## TASK BRIEF
Wherever the string "sites" shows up in a line, count that line. Give the total alone.

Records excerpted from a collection
========================================
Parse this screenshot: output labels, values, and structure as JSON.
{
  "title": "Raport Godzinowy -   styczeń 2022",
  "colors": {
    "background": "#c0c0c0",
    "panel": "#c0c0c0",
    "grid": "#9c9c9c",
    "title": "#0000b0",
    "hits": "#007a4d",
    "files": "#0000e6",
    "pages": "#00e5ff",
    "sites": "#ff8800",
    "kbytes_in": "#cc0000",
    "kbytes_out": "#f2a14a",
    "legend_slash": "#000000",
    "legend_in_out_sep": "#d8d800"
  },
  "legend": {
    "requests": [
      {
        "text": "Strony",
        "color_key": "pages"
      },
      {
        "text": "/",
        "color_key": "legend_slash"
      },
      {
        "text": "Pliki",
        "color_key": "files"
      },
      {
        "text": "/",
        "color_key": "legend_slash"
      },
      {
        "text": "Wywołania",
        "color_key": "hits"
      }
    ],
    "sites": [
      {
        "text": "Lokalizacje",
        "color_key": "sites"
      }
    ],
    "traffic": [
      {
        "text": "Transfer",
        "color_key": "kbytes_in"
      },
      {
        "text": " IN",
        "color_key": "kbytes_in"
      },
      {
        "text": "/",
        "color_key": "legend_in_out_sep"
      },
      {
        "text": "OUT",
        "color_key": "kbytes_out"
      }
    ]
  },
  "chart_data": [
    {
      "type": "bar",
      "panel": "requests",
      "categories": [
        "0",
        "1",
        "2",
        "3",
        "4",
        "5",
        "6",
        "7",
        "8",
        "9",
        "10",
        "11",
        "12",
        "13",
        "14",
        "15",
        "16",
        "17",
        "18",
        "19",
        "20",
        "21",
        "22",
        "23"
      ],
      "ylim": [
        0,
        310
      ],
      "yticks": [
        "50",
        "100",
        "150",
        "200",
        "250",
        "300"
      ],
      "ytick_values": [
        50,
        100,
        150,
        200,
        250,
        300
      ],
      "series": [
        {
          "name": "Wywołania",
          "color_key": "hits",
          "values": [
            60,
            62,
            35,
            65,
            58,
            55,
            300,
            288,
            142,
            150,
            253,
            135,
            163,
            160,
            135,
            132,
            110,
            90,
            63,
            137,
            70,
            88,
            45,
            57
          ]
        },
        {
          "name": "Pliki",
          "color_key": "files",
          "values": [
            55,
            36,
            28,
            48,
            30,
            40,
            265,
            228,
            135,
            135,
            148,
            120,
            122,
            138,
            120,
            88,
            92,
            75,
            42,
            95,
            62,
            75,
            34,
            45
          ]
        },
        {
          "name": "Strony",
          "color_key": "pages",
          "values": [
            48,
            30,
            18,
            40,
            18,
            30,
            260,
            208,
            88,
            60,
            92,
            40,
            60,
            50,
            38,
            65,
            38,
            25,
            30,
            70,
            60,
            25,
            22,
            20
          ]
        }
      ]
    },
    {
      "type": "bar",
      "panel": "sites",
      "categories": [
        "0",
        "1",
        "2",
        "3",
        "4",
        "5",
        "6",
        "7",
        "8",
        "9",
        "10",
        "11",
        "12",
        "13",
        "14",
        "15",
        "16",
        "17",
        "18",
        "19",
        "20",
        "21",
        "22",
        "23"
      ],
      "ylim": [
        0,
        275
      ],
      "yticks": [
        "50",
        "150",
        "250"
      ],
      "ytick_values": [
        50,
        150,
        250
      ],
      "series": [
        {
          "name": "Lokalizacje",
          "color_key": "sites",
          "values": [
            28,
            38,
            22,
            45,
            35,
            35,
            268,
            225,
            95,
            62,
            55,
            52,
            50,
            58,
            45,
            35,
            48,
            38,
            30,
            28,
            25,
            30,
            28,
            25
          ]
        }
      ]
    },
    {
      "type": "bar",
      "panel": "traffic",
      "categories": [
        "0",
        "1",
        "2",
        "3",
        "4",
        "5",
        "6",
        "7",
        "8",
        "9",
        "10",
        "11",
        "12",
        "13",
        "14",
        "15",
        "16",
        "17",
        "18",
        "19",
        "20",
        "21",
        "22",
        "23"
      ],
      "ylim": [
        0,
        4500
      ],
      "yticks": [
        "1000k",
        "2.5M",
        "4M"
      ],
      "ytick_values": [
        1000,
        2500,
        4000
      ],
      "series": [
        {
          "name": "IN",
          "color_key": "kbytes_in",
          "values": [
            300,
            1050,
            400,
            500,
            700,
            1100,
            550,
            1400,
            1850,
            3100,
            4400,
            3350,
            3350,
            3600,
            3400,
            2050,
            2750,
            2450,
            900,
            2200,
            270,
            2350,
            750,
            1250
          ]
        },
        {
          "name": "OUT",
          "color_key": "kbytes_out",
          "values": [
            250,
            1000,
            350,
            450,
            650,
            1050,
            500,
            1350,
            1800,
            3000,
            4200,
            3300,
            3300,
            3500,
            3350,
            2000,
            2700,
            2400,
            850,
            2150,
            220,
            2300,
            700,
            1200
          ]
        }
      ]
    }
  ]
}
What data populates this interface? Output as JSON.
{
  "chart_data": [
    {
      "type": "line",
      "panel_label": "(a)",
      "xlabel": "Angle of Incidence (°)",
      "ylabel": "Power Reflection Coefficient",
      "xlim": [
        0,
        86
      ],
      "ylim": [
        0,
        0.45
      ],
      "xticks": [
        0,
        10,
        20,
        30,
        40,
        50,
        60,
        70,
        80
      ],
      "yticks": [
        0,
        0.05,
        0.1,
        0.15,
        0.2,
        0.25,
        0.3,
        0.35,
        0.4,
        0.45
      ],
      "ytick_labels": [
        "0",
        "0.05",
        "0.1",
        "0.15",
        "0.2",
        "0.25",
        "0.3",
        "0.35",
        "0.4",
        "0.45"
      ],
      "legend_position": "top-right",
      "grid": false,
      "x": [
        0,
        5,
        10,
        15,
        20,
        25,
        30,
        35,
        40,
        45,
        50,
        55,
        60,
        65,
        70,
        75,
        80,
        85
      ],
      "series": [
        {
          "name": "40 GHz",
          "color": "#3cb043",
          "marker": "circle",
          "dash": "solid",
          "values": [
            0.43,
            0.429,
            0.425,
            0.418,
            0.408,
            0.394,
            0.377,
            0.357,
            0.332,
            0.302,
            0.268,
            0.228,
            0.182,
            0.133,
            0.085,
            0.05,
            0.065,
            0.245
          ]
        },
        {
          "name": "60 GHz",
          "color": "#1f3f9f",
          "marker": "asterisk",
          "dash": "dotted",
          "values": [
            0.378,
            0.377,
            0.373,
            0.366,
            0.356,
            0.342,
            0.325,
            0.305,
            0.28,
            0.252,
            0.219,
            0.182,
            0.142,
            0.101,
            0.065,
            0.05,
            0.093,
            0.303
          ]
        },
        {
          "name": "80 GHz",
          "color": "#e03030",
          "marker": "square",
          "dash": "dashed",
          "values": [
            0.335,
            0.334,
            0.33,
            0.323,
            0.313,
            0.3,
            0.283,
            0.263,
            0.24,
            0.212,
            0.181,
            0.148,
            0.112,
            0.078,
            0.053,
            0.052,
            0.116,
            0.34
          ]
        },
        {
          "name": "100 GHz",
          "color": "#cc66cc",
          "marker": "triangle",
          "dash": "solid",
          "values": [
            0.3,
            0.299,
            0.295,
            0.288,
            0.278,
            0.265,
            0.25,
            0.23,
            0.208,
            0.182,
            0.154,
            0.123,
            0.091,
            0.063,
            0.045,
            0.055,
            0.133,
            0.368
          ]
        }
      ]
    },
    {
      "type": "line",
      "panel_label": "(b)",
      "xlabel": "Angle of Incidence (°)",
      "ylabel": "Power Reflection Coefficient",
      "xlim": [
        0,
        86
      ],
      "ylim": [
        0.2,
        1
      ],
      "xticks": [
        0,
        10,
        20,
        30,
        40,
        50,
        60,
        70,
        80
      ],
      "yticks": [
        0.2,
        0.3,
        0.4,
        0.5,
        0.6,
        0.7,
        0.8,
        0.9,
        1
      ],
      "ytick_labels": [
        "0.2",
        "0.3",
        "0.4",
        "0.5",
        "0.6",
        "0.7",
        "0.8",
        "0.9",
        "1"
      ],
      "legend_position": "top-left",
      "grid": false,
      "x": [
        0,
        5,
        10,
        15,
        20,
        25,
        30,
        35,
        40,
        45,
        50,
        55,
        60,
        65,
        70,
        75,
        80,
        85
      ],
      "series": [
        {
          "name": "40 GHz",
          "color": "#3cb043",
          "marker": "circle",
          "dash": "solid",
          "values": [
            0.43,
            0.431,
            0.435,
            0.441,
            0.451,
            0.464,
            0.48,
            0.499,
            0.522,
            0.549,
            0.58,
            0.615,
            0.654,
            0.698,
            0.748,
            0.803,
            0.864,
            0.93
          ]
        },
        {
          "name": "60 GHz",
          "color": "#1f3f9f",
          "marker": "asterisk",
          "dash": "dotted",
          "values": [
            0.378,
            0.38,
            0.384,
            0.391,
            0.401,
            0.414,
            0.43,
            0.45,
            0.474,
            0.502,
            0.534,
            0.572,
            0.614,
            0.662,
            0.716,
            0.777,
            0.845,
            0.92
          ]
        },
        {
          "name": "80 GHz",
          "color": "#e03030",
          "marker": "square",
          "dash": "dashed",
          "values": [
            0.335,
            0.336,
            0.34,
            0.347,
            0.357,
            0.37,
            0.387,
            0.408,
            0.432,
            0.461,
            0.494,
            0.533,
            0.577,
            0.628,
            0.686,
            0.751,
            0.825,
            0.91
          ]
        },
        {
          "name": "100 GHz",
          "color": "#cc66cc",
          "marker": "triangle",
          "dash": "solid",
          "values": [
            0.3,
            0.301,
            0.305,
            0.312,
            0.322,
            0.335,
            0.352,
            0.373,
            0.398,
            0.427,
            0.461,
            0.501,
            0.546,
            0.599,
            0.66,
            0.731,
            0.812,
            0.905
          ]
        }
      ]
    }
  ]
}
========================================
## RESPONSE TO THIS TASK
5